### YOUR GOAL
Within the records below, find each line that holds the string "this", then copy it.

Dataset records
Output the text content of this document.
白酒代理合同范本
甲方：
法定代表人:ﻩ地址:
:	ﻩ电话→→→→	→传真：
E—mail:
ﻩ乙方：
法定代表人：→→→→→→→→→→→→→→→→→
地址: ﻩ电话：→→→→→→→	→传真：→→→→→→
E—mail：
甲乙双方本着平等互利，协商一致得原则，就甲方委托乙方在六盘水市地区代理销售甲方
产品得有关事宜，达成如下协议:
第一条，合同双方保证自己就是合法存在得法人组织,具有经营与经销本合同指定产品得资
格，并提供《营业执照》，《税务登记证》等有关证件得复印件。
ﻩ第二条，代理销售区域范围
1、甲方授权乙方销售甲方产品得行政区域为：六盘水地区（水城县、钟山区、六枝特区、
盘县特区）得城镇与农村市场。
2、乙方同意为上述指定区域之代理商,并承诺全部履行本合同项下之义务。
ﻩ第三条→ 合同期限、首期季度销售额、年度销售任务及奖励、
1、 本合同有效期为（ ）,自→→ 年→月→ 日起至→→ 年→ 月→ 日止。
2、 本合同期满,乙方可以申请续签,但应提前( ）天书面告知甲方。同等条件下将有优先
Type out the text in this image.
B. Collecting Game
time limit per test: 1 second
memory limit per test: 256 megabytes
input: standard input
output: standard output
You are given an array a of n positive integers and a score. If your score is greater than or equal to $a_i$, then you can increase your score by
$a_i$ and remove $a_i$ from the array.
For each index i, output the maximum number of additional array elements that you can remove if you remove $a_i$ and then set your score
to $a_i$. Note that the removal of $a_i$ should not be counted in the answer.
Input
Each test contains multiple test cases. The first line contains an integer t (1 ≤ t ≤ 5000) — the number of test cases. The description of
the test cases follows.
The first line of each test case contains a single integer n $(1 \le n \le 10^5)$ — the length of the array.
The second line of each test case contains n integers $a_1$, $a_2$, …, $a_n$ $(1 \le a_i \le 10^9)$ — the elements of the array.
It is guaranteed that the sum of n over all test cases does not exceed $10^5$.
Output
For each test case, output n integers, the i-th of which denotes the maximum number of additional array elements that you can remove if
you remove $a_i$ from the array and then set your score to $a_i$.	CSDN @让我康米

### FINISHED EXERCISE
Output the text content of this document.
Type out the text in this image.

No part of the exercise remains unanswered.